[Dataset entries on figures]
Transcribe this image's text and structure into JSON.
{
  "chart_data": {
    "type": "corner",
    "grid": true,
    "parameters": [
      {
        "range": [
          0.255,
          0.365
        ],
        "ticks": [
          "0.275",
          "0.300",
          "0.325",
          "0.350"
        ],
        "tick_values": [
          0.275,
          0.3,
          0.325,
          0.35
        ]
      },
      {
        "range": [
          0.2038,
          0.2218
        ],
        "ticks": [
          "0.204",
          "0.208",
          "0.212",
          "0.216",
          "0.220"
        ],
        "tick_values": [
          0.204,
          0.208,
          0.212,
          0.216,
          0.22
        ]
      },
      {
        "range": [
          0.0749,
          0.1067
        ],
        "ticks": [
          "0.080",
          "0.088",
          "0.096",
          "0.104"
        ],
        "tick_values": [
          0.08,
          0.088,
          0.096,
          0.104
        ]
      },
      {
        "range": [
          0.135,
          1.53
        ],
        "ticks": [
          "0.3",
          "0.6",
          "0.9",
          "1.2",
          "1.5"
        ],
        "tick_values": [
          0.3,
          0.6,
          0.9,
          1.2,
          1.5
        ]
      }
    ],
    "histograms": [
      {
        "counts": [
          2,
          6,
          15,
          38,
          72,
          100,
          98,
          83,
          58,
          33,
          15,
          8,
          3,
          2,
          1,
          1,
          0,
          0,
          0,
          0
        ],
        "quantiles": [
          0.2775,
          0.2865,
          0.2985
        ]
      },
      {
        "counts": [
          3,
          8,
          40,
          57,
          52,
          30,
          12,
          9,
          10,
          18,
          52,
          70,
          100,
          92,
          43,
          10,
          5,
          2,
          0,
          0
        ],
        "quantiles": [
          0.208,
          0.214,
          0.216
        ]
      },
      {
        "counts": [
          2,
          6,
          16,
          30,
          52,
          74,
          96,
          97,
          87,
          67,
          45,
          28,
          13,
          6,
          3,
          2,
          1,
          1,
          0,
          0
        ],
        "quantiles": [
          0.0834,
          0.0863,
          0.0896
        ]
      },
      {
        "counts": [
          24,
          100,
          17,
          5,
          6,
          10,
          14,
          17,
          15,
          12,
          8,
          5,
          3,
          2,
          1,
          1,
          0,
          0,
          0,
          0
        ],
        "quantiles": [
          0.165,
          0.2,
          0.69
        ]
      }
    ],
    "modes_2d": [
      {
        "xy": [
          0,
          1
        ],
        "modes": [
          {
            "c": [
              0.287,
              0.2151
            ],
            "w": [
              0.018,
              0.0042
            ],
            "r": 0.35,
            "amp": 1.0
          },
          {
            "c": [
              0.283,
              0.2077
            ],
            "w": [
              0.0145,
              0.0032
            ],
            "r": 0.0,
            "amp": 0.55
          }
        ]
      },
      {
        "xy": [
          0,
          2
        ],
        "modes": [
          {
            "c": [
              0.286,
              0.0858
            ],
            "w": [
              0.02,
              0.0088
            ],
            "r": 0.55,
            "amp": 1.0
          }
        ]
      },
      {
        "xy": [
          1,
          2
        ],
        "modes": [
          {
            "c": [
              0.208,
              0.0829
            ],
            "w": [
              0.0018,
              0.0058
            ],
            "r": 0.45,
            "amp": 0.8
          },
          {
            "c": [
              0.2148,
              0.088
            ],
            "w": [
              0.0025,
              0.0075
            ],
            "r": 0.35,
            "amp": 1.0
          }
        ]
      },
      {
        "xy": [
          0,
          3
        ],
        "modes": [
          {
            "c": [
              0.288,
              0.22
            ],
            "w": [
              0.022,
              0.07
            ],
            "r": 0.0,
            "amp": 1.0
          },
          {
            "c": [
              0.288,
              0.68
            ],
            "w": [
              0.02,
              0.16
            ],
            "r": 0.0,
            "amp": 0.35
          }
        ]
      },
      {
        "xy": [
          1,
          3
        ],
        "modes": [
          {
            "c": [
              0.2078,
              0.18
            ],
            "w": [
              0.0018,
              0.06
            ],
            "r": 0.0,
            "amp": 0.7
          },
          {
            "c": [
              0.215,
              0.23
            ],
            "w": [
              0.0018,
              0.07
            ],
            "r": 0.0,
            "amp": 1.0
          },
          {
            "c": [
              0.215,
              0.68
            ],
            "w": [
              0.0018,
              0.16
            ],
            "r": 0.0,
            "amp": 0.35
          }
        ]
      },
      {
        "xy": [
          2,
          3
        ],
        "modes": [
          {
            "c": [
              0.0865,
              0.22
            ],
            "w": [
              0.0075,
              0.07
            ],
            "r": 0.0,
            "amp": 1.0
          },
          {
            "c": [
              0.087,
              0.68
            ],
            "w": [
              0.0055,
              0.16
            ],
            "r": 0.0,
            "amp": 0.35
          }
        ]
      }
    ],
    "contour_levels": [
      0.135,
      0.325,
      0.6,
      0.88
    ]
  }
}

• **EXERCISE OBJECTIVE**: From the records above, extract every entry exactly as given.

• **RESULT OF THE TASK**:
Transcribe this image's text and structure into JSON.
{
  "chart_data": {
    "type": "corner",
    "grid": true,
    "parameters": [
      {
        "range": [
          0.255,
          0.365
        ],
        "ticks": [
          "0.275",
          "0.300",
          "0.325",
          "0.350"
        ],
        "tick_values": [
          0.275,
          0.3,
          0.325,
          0.35
        ]
      },
      {
        "range": [
          0.2038,
          0.2218
        ],
        "ticks": [
          "0.204",
          "0.208",
          "0.212",
          "0.216",
          "0.220"
        ],
        "tick_values": [
          0.204,
          0.208,
          0.212,
          0.216,
          0.22
        ]
      },
      {
        "range": [
          0.0749,
          0.1067
        ],
        "ticks": [
          "0.080",
          "0.088",
          "0.096",
          "0.104"
        ],
        "tick_values": [
          0.08,
          0.088,
          0.096,
          0.104
        ]
      },
      {
        "range": [
          0.135,
          1.53
        ],
        "ticks": [
          "0.3",
          "0.6",
          "0.9",
          "1.2",
          "1.5"
        ],
        "tick_values": [
          0.3,
          0.6,
          0.9,
          1.2,
          1.5
        ]
      }
    ],
    "histograms": [
      {
        "counts": [
          2,
          6,
          15,
          38,
          72,
          100,
          98,
          83,
          58,
          33,
          15,
          8,
          3,
          2,
          1,
          1,
          0,
          0,
          0,
          0
        ],
        "quantiles": [
          0.2775,
          0.2865,
          0.2985
        ]
      },
      {
        "counts": [
          3,
          8,
          40,
          57,
          52,
          30,
          12,
          9,
          10,
          18,
          52,
          70,
          100,
          92,
          43,
          10,
          5,
          2,
          0,
          0
        ],
        "quantiles": [
          0.208,
          0.214,
          0.216
        ]
      },
      {
        "counts": [
          2,
          6,
          16,
          30,
          52,
          74,
          96,
          97,
          87,
          67,
          45,
          28,
          13,
          6,
          3,
          2,
          1,
          1,
          0,
          0
        ],
        "quantiles": [
          0.0834,
          0.0863,
          0.0896
        ]
      },
      {
        "counts": [
          24,
          100,
          17,
          5,
          6,
          10,
          14,
          17,
          15,
          12,
          8,
          5,
          3,
          2,
          1,
          1,
          0,
          0,
          0,
          0
        ],
        "quantiles": [
          0.165,
          0.2,
          0.69
        ]
      }
    ],
    "modes_2d": [
      {
        "xy": [
          0,
          1
        ],
        "modes": [
          {
            "c": [
              0.287,
              0.2151
            ],
            "w": [
              0.018,
              0.0042
            ],
            "r": 0.35,
            "amp": 1.0
          },
          {
            "c": [
              0.283,
              0.2077
            ],
            "w": [
              0.0145,
              0.0032
            ],
            "r": 0.0,
            "amp": 0.55
          }
        ]
      },
      {
        "xy": [
          0,
          2
        ],
        "modes": [
          {
            "c": [
              0.286,
              0.0858
            ],
            "w": [
              0.02,
              0.0088
            ],
            "r": 0.55,
            "amp": 1.0
          }
        ]
      },
      {
        "xy": [
          1,
          2
        ],
        "modes": [
          {
            "c": [
              0.208,
              0.0829
            ],
            "w": [
              0.0018,
              0.0058
            ],
            "r": 0.45,
            "amp": 0.8
          },
          {
            "c": [
              0.2148,
              0.088
            ],
            "w": [
              0.0025,
              0.0075
            ],
            "r": 0.35,
            "amp": 1.0
          }
        ]
      },
      {
        "xy": [
          0,
          3
        ],
        "modes": [
          {
            "c": [
              0.288,
              0.22
            ],
            "w": [
              0.022,
              0.07
            ],
            "r": 0.0,
            "amp": 1.0
          },
          {
            "c": [
              0.288,
              0.68
            ],
            "w": [
              0.02,
              0.16
            ],
            "r": 0.0,
            "amp": 0.35
          }
        ]
      },
      {
        "xy": [
          1,
          3
        ],
        "modes": [
          {
            "c": [
              0.2078,
              0.18
            ],
            "w": [
              0.0018,
              0.06
            ],
            "r": 0.0,
            "amp": 0.7
          },
          {
            "c": [
              0.215,
              0.23
            ],
            "w": [
              0.0018,
              0.07
            ],
            "r": 0.0,
            "amp": 1.0
          },
          {
            "c": [
              0.215,
              0.68
            ],
            "w": [
              0.0018,
              0.16
            ],
            "r": 0.0,
            "amp": 0.35
          }
        ]
      },
      {
        "xy": [
          2,
          3
        ],
        "modes": [
          {
            "c": [
              0.0865,
              0.22
            ],
            "w": [
              0.0075,
              0.07
            ],
            "r": 0.0,
            "amp": 1.0
          },
          {
            "c": [
              0.087,
              0.68
            ],
            "w": [
              0.0055,
              0.16
            ],
            "r": 0.0,
            "amp": 0.35
          }
        ]
      }
    ],
    "contour_levels": [
      0.135,
      0.325,
      0.6,
      0.88
    ]
  }
}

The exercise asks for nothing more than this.